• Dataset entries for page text
Start of Block
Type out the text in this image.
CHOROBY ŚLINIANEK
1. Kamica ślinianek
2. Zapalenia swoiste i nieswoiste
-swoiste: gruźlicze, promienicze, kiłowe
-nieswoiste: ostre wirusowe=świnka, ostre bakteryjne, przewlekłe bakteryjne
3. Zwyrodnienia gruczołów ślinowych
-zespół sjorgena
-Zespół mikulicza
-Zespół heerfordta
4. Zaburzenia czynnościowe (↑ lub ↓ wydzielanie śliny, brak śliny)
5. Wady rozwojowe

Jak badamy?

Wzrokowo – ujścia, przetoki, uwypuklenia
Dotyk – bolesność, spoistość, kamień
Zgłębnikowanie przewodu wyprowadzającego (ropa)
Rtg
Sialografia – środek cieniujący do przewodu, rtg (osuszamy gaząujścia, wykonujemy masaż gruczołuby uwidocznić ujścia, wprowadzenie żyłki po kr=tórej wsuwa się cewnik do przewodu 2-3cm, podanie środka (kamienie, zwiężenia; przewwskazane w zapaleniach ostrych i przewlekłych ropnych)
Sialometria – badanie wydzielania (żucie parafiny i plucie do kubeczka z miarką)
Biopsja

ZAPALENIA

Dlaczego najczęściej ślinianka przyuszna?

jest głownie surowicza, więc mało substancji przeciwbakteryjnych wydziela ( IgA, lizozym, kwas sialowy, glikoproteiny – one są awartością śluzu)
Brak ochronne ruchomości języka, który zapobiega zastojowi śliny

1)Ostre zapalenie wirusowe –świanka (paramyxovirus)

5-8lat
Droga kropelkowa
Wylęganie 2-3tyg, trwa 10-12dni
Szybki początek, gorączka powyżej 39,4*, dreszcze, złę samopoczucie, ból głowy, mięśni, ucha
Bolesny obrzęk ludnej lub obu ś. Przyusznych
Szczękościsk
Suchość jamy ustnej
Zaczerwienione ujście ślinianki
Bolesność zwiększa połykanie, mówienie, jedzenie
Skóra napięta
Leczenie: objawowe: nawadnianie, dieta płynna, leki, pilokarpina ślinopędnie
End of Block
• Exercise
Read the entries above, then pull out the lines that include "ujścia".

• Written answer
Wzrokowo – ujścia, przetoki, uwypuklenia
Sialografia – środek cieniujący do przewodu, rtg (osuszamy gaząujścia, wykonujemy masaż gruczołuby uwidocznić ujścia, wprowadzenie żyłki po kr=tórej wsuwa się cewnik do przewodu 2-3cm, podanie środka (kamienie, zwiężenia; przewwskazane w zapaleniach ostrych i przewlekłych ropnych)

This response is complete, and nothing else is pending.